Below is a listing to write out in full, exactly as given, without its pictures.

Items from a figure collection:
↓↓↓

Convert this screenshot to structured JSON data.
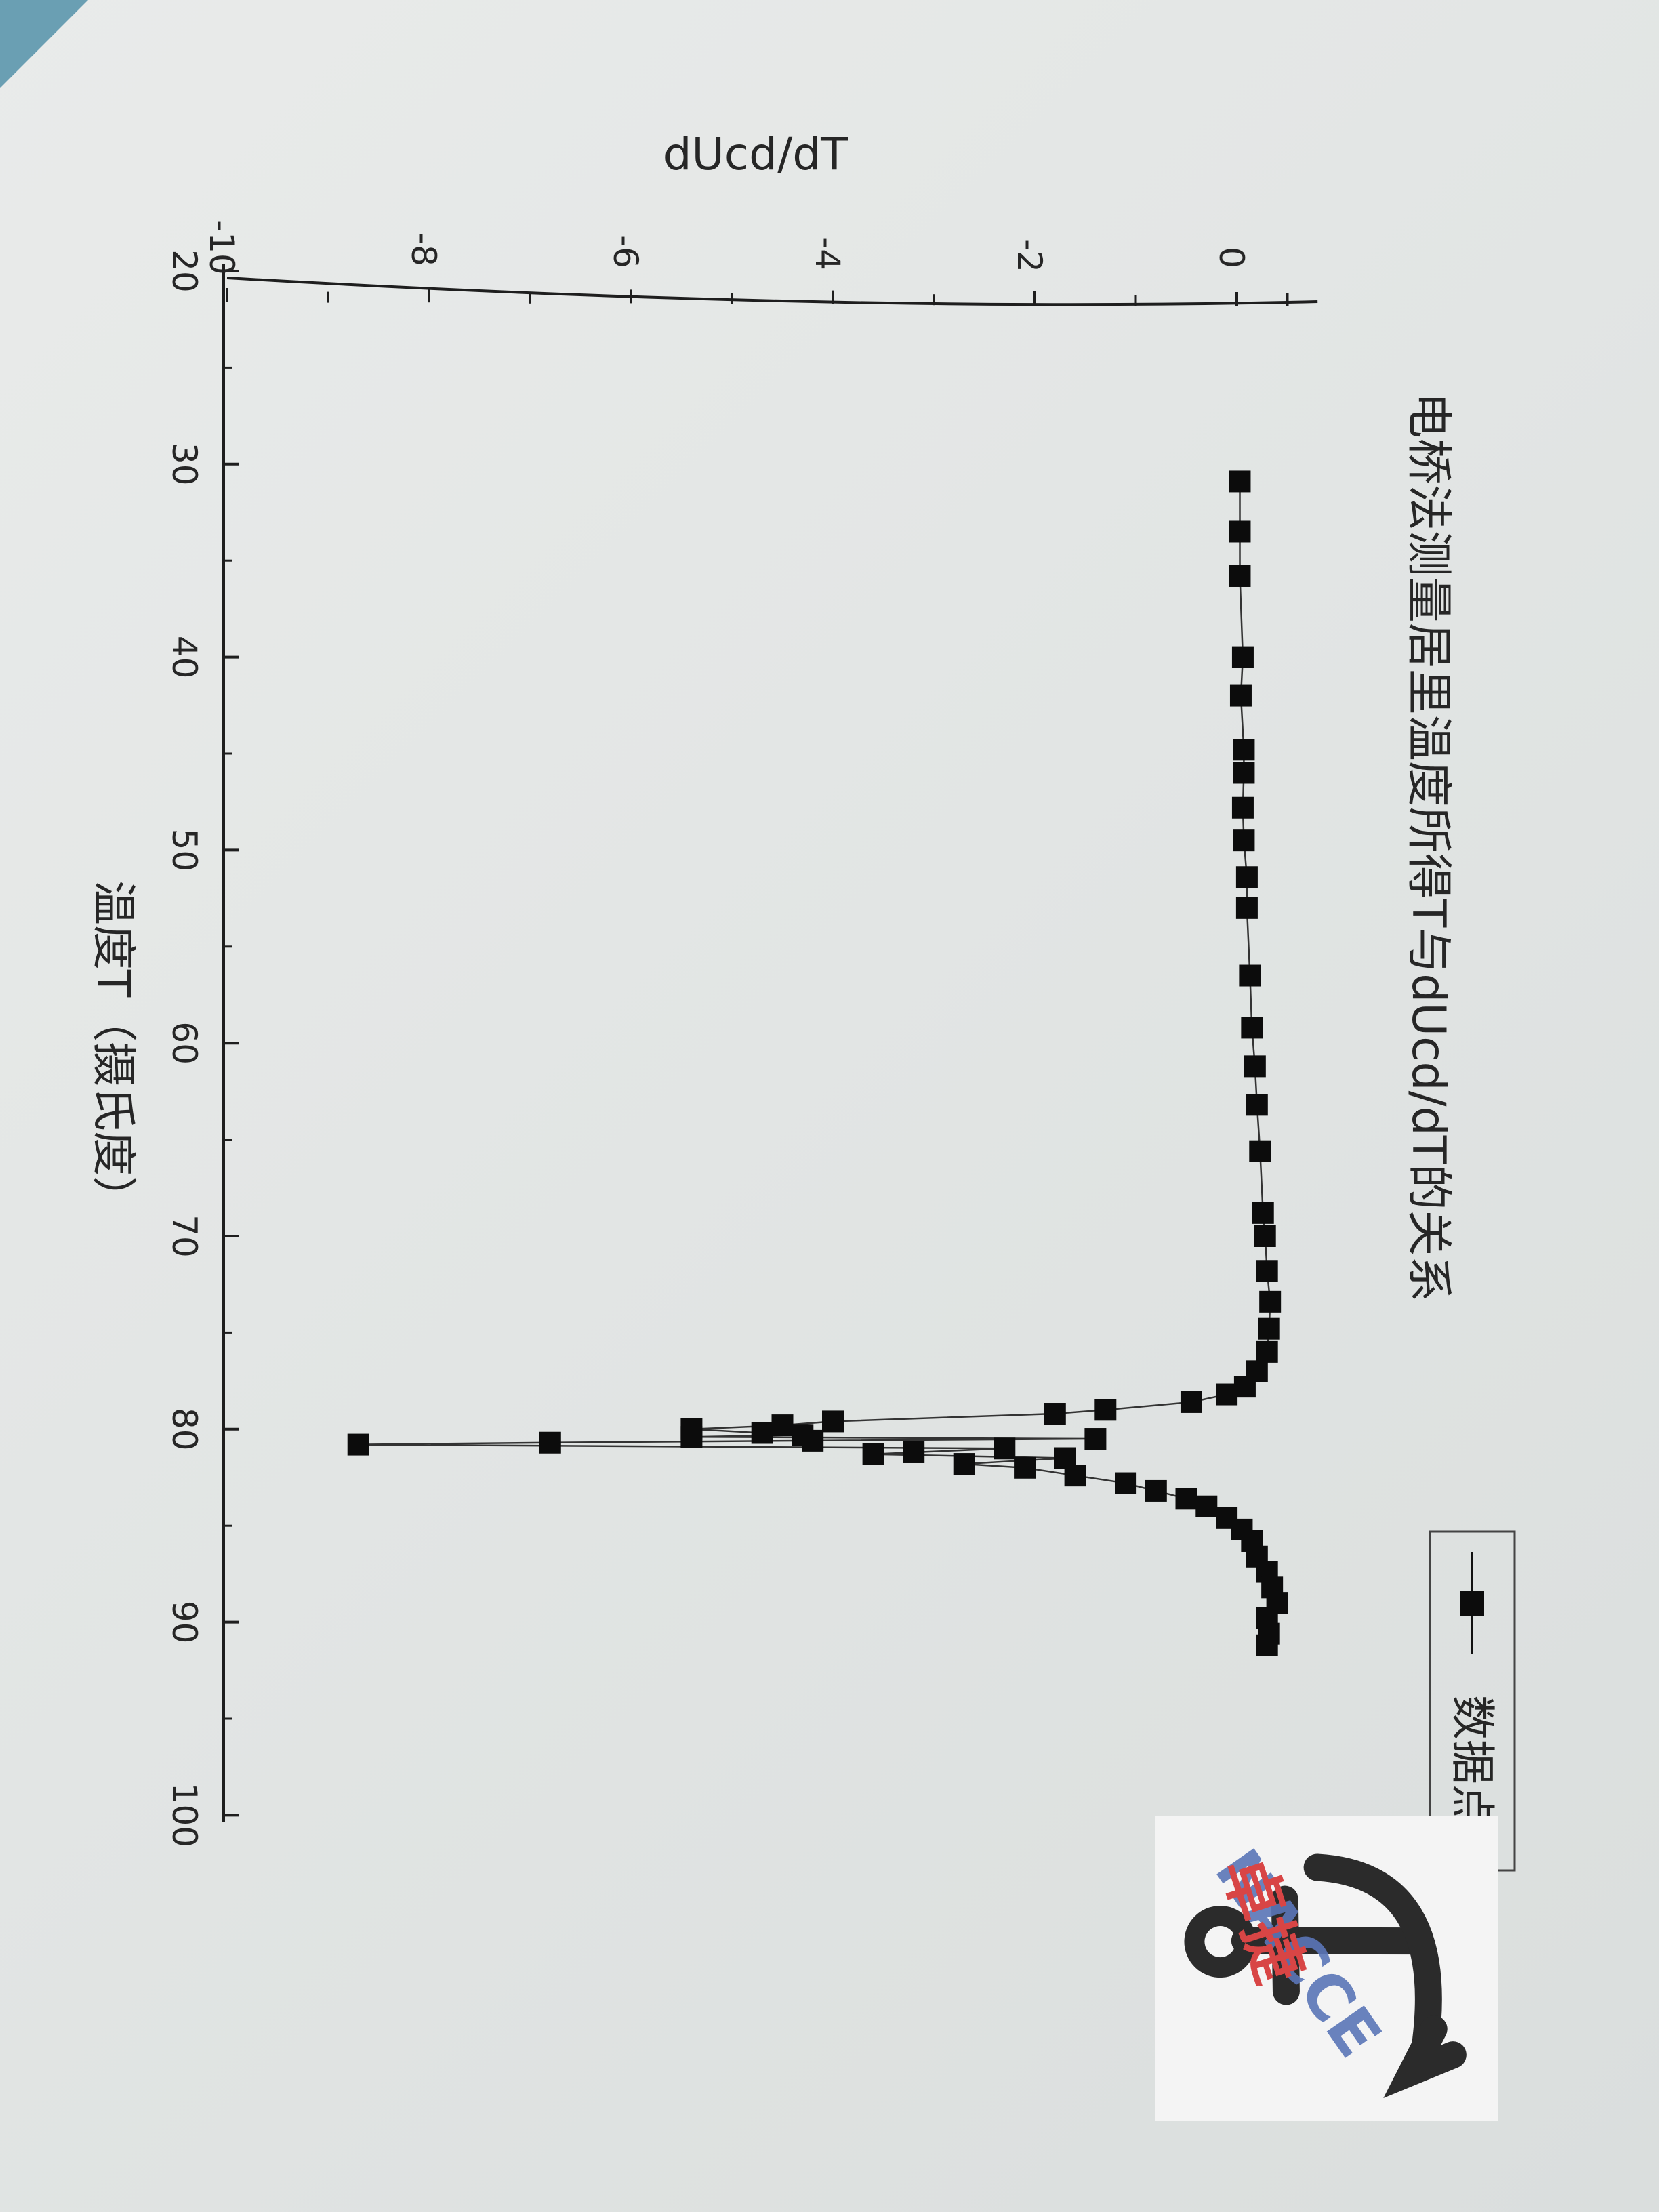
{
  "chart_data": {
    "type": "line",
    "title": "电桥法测量居里温度所得T与dUcd/dT的关系",
    "xlabel": "温度T（摄氏度）",
    "ylabel": "dUcd/dT",
    "xlim": [
      20,
      100
    ],
    "ylim": [
      -10,
      0.8
    ],
    "x_ticks": [
      20,
      30,
      40,
      50,
      60,
      70,
      80,
      90,
      100
    ],
    "y_ticks": [
      -10,
      -8,
      -6,
      -4,
      -2,
      0
    ],
    "orientation": "rotated 90 degrees clockwise on page",
    "legend": {
      "position": "top-right",
      "entries": [
        "数据点"
      ]
    },
    "series": [
      {
        "name": "数据点",
        "marker": "square",
        "line": true,
        "points": [
          [
            30.9,
            0.03
          ],
          [
            33.5,
            0.03
          ],
          [
            35.8,
            0.03
          ],
          [
            40.0,
            0.06
          ],
          [
            42.0,
            0.04
          ],
          [
            44.8,
            0.07
          ],
          [
            46.0,
            0.07
          ],
          [
            47.8,
            0.06
          ],
          [
            49.5,
            0.07
          ],
          [
            51.4,
            0.1
          ],
          [
            53.0,
            0.1
          ],
          [
            56.5,
            0.13
          ],
          [
            59.2,
            0.15
          ],
          [
            61.2,
            0.18
          ],
          [
            63.2,
            0.2
          ],
          [
            65.6,
            0.23
          ],
          [
            68.8,
            0.26
          ],
          [
            70.0,
            0.28
          ],
          [
            71.8,
            0.3
          ],
          [
            73.4,
            0.33
          ],
          [
            74.8,
            0.32
          ],
          [
            76.0,
            0.3
          ],
          [
            77.0,
            0.2
          ],
          [
            77.8,
            0.08
          ],
          [
            78.2,
            -0.1
          ],
          [
            78.6,
            -0.45
          ],
          [
            79.0,
            -1.3
          ],
          [
            79.2,
            -1.8
          ],
          [
            79.6,
            -4.0
          ],
          [
            79.8,
            -4.5
          ],
          [
            80.0,
            -5.4
          ],
          [
            80.2,
            -4.7
          ],
          [
            80.3,
            -4.3
          ],
          [
            80.4,
            -5.4
          ],
          [
            80.5,
            -1.4
          ],
          [
            80.6,
            -4.2
          ],
          [
            80.7,
            -6.8
          ],
          [
            80.8,
            -8.7
          ],
          [
            81.0,
            -2.3
          ],
          [
            81.2,
            -3.2
          ],
          [
            81.3,
            -3.6
          ],
          [
            81.5,
            -1.7
          ],
          [
            81.8,
            -2.7
          ],
          [
            82.0,
            -2.1
          ],
          [
            82.4,
            -1.6
          ],
          [
            82.8,
            -1.1
          ],
          [
            83.2,
            -0.8
          ],
          [
            83.6,
            -0.5
          ],
          [
            84.0,
            -0.3
          ],
          [
            84.6,
            -0.1
          ],
          [
            85.2,
            0.05
          ],
          [
            85.8,
            0.15
          ],
          [
            86.6,
            0.2
          ],
          [
            87.4,
            0.3
          ],
          [
            88.2,
            0.35
          ],
          [
            89.0,
            0.4
          ],
          [
            89.8,
            0.3
          ],
          [
            90.6,
            0.32
          ],
          [
            91.2,
            0.3
          ]
        ]
      }
    ]
  },
  "colors": {
    "marker": "#0c0c0c",
    "axis": "#1e1e1e",
    "paper": "#e5e8e7"
  },
  "watermark": {
    "text_cn": "卓捷",
    "text_en": "NACCE",
    "icon": "anchor-icon"
  }
}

↑↑↑

Solution ->
Convert this screenshot to structured JSON data.
{
  "chart_data": {
    "type": "line",
    "title": "电桥法测量居里温度所得T与dUcd/dT的关系",
    "xlabel": "温度T（摄氏度）",
    "ylabel": "dUcd/dT",
    "xlim": [
      20,
      100
    ],
    "ylim": [
      -10,
      0.8
    ],
    "x_ticks": [
      20,
      30,
      40,
      50,
      60,
      70,
      80,
      90,
      100
    ],
    "y_ticks": [
      -10,
      -8,
      -6,
      -4,
      -2,
      0
    ],
    "orientation": "rotated 90 degrees clockwise on page",
    "legend": {
      "position": "top-right",
      "entries": [
        "数据点"
      ]
    },
    "series": [
      {
        "name": "数据点",
        "marker": "square",
        "line": true,
        "points": [
          [
            30.9,
            0.03
          ],
          [
            33.5,
            0.03
          ],
          [
            35.8,
            0.03
          ],
          [
            40.0,
            0.06
          ],
          [
            42.0,
            0.04
          ],
          [
            44.8,
            0.07
          ],
          [
            46.0,
            0.07
          ],
          [
            47.8,
            0.06
          ],
          [
            49.5,
            0.07
          ],
          [
            51.4,
            0.1
          ],
          [
            53.0,
            0.1
          ],
          [
            56.5,
            0.13
          ],
          [
            59.2,
            0.15
          ],
          [
            61.2,
            0.18
          ],
          [
            63.2,
            0.2
          ],
          [
            65.6,
            0.23
          ],
          [
            68.8,
            0.26
          ],
          [
            70.0,
            0.28
          ],
          [
            71.8,
            0.3
          ],
          [
            73.4,
            0.33
          ],
          [
            74.8,
            0.32
          ],
          [
            76.0,
            0.3
          ],
          [
            77.0,
            0.2
          ],
          [
            77.8,
            0.08
          ],
          [
            78.2,
            -0.1
          ],
          [
            78.6,
            -0.45
          ],
          [
            79.0,
            -1.3
          ],
          [
            79.2,
            -1.8
          ],
          [
            79.6,
            -4.0
          ],
          [
            79.8,
            -4.5
          ],
          [
            80.0,
            -5.4
          ],
          [
            80.2,
            -4.7
          ],
          [
            80.3,
            -4.3
          ],
          [
            80.4,
            -5.4
          ],
          [
            80.5,
            -1.4
          ],
          [
            80.6,
            -4.2
          ],
          [
            80.7,
            -6.8
          ],
          [
            80.8,
            -8.7
          ],
          [
            81.0,
            -2.3
          ],
          [
            81.2,
            -3.2
          ],
          [
            81.3,
            -3.6
          ],
          [
            81.5,
            -1.7
          ],
          [
            81.8,
            -2.7
          ],
          [
            82.0,
            -2.1
          ],
          [
            82.4,
            -1.6
          ],
          [
            82.8,
            -1.1
          ],
          [
            83.2,
            -0.8
          ],
          [
            83.6,
            -0.5
          ],
          [
            84.0,
            -0.3
          ],
          [
            84.6,
            -0.1
          ],
          [
            85.2,
            0.05
          ],
          [
            85.8,
            0.15
          ],
          [
            86.6,
            0.2
          ],
          [
            87.4,
            0.3
          ],
          [
            88.2,
            0.35
          ],
          [
            89.0,
            0.4
          ],
          [
            89.8,
            0.3
          ],
          [
            90.6,
            0.32
          ],
          [
            91.2,
            0.3
          ]
        ]
      }
    ]
  },
  "colors": {
    "marker": "#0c0c0c",
    "axis": "#1e1e1e",
    "paper": "#e5e8e7"
  },
  "watermark": {
    "text_cn": "卓捷",
    "text_en": "NACCE",
    "icon": "anchor-icon"
  }
}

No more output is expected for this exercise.